▸ Exercise objective
Using the data below, copy every line that contains the word "concise".
┄┄┄┄┄┄┄┄┄┄
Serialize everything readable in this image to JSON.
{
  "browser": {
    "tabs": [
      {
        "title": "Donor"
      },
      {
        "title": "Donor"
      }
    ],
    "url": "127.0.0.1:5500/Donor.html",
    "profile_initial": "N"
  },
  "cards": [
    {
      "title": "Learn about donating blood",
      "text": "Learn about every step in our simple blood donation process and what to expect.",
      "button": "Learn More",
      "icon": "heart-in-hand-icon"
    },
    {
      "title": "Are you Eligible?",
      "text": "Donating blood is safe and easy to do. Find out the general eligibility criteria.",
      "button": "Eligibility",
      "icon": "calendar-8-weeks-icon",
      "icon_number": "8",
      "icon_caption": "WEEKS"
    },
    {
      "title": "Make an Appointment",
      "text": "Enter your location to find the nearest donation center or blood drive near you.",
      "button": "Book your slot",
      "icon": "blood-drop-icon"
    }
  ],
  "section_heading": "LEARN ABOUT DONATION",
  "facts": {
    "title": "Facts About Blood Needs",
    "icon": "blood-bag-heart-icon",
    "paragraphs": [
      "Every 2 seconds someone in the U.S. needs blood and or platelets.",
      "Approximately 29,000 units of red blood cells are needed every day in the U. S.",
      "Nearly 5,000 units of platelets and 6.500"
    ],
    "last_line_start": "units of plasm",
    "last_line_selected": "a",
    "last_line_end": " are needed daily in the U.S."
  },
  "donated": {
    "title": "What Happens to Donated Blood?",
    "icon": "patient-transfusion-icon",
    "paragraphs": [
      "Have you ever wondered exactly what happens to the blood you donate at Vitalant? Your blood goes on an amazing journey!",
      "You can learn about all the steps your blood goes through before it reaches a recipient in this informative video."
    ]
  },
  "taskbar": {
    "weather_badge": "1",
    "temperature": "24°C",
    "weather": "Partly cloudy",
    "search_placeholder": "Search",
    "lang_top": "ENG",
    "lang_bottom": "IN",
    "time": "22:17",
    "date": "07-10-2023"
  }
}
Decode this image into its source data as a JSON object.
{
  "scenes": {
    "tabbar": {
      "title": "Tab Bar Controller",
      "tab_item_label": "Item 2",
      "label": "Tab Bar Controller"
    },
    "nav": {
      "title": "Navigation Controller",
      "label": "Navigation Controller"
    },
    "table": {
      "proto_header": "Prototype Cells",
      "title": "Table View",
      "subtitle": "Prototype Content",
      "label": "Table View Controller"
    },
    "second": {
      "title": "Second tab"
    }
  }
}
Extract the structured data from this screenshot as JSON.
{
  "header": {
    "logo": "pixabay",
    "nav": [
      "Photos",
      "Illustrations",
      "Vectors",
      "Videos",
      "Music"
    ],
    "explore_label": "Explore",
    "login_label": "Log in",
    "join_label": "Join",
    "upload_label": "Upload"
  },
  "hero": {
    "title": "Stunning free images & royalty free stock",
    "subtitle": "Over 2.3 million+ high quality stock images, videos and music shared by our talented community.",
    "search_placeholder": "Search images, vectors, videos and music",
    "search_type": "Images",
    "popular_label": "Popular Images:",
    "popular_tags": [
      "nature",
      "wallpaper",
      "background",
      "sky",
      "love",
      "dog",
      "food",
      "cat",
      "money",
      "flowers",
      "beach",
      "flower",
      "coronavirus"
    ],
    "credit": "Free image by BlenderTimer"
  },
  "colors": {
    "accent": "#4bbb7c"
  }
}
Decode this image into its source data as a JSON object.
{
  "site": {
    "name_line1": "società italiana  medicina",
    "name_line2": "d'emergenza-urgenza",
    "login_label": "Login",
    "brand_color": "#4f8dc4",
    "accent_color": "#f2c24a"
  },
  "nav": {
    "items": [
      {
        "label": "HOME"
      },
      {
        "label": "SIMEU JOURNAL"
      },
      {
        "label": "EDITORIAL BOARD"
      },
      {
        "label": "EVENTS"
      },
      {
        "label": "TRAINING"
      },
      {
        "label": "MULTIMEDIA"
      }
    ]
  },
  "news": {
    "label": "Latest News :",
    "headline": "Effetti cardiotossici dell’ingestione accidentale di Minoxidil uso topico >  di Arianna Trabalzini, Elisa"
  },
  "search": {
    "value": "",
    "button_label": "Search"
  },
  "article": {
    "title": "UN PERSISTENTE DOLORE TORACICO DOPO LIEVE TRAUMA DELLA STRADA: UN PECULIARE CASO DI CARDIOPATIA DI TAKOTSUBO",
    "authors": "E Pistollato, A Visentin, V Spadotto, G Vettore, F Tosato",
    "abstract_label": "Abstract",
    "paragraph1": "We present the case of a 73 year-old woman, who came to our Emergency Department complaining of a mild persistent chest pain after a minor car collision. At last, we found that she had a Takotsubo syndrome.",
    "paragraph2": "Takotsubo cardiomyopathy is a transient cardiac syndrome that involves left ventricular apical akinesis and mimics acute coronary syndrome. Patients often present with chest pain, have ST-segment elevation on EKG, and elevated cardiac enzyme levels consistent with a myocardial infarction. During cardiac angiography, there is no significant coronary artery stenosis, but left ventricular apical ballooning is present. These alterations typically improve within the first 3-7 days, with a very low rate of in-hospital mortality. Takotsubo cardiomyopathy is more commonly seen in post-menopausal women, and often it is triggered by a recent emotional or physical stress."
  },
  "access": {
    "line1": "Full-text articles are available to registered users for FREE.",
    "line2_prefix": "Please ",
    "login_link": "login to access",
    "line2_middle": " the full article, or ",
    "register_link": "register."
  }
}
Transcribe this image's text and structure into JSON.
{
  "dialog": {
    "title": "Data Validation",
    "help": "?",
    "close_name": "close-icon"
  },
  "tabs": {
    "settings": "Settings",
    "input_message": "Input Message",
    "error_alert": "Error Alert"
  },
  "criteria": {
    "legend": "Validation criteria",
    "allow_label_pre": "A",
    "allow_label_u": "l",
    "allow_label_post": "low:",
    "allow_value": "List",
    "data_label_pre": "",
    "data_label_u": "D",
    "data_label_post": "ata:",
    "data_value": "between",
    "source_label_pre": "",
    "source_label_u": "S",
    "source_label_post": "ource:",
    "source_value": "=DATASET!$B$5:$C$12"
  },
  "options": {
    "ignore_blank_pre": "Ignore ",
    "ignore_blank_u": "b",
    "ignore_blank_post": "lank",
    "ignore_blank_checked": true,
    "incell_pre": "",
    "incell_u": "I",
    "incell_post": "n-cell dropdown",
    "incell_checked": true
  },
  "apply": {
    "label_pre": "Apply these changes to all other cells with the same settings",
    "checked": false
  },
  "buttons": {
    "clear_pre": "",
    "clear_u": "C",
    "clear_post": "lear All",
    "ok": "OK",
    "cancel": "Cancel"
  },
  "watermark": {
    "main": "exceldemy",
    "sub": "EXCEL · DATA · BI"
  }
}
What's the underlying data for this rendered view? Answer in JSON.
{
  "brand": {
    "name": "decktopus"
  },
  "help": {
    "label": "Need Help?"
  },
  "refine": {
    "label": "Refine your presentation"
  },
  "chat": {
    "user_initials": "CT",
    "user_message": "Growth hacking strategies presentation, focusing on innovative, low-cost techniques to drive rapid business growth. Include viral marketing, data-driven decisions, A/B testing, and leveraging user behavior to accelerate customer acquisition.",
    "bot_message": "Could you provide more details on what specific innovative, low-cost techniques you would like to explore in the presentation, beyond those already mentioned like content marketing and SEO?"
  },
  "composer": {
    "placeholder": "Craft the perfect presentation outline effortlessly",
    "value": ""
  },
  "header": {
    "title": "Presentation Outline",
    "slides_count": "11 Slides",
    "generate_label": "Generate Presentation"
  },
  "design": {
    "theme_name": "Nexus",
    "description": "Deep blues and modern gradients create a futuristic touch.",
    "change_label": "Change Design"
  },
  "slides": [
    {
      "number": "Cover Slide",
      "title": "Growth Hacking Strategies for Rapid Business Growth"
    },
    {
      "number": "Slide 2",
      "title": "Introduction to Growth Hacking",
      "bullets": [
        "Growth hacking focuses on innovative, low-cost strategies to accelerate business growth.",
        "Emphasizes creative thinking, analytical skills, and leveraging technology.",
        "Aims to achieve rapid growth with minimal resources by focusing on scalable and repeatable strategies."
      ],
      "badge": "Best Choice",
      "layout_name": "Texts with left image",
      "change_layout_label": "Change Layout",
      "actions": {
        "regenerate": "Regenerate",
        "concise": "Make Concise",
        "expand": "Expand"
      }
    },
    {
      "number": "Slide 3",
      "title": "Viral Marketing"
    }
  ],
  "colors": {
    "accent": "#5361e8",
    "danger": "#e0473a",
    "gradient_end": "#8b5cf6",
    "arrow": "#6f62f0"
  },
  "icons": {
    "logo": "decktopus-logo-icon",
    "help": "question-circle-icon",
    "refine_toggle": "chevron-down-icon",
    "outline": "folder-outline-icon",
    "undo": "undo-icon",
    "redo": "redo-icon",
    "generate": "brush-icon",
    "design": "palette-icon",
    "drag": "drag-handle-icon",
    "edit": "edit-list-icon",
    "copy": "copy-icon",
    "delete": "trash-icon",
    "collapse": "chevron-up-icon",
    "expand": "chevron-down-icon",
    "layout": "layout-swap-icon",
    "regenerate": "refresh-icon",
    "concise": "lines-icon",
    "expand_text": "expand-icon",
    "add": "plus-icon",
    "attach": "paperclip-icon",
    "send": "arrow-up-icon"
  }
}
┄┄┄┄┄┄┄┄┄┄
▸ Task response
        "concise": "Make Concise",
    "concise": "lines-icon",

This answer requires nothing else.